Short exercise >>
Using the listing below, please gather every line containing the word "voting".

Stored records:
****

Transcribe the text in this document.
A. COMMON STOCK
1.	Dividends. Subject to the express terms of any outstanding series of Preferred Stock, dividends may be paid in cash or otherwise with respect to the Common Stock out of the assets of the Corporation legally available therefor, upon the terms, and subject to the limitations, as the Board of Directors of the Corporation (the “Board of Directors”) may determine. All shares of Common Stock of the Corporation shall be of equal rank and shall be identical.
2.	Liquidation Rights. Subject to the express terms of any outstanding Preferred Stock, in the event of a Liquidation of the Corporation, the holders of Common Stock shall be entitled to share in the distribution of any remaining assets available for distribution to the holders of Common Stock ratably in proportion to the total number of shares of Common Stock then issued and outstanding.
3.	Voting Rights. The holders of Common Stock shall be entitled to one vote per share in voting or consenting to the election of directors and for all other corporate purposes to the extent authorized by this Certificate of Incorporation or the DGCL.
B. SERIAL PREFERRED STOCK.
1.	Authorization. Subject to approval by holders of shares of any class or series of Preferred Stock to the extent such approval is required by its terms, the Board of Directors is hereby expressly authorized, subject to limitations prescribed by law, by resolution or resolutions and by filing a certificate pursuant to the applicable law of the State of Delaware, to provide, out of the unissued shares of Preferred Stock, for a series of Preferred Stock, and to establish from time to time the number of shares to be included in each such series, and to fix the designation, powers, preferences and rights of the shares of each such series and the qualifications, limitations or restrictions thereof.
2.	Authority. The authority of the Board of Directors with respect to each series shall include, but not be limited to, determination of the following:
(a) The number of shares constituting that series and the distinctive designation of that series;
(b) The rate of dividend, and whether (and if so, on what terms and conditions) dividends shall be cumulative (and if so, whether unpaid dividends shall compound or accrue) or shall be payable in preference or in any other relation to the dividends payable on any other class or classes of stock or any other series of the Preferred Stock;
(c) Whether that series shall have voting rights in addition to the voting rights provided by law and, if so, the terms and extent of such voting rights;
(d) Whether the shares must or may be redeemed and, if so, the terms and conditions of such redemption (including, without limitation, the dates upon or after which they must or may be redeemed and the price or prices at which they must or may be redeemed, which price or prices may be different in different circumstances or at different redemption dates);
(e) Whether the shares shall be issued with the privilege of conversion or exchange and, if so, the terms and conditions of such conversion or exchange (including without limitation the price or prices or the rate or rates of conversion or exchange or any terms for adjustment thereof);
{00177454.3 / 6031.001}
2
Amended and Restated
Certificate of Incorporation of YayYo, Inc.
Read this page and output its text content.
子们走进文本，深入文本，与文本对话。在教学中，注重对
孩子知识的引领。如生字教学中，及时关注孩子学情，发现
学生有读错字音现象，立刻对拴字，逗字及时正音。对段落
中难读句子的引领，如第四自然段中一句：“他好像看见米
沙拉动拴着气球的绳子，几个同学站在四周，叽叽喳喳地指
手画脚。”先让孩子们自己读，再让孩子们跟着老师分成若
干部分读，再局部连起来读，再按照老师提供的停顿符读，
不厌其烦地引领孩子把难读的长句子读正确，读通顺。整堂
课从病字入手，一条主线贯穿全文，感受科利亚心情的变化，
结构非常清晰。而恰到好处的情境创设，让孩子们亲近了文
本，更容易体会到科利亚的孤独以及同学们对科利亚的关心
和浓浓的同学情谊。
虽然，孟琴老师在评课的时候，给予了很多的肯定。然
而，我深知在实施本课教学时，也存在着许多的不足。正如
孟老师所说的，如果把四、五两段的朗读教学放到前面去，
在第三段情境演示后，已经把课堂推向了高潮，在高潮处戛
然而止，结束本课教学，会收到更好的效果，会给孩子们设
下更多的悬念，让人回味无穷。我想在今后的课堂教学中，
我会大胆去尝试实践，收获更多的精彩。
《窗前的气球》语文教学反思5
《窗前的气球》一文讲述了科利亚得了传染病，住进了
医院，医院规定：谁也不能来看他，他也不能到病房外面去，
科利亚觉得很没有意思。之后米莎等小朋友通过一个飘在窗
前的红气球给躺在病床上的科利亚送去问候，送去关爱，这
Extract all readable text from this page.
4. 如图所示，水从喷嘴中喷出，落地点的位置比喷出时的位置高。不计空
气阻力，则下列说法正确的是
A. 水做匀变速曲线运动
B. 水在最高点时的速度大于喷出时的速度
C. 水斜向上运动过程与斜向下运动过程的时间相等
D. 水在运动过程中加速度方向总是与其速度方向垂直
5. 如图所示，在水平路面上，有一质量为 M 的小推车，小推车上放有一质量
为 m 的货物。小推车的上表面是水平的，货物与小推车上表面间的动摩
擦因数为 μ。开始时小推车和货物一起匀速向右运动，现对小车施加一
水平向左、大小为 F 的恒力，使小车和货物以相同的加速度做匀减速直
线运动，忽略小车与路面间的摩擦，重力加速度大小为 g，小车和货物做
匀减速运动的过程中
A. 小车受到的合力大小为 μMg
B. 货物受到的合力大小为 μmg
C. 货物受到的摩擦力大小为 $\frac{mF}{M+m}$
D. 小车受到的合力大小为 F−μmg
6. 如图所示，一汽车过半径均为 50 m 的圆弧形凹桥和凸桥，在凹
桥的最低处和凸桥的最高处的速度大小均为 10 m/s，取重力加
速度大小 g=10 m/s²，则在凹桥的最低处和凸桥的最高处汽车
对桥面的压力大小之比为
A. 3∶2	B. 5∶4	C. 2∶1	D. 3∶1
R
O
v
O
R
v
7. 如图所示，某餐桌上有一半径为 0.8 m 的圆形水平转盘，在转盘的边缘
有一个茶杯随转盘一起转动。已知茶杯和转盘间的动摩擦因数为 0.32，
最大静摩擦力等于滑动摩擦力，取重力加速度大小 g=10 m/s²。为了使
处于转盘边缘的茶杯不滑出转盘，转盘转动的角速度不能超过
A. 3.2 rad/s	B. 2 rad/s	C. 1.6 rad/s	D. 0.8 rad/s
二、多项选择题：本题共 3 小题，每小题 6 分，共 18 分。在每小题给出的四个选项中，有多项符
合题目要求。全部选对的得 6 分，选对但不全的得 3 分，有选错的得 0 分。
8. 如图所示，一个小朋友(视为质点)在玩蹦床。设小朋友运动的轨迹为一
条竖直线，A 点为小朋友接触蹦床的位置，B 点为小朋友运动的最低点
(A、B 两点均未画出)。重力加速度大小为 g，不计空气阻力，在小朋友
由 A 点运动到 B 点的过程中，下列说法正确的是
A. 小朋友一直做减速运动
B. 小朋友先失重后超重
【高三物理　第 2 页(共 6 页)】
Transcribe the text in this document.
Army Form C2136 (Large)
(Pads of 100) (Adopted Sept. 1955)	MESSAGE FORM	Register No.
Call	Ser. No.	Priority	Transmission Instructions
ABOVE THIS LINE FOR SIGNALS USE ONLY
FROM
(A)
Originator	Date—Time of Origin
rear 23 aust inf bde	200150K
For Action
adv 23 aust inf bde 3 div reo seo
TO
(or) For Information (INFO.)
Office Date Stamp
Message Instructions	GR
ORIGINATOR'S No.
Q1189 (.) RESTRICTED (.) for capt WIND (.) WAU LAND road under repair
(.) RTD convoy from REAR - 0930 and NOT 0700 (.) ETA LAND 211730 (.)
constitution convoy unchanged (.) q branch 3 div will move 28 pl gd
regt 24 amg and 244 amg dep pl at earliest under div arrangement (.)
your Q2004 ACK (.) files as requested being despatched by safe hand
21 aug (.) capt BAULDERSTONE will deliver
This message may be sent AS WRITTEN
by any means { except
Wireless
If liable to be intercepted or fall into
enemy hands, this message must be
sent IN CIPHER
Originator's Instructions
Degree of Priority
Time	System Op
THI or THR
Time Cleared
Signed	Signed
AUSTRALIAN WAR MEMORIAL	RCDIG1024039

****

Complete response >>
3.	Voting Rights. The holders of Common Stock shall be entitled to one vote per share in voting or consenting to the election of directors and for all other corporate purposes to the extent authorized by this Certificate of Incorporation or the DGCL.
(c) Whether that series shall have voting rights in addition to the voting rights provided by law and, if so, the terms and extent of such voting rights;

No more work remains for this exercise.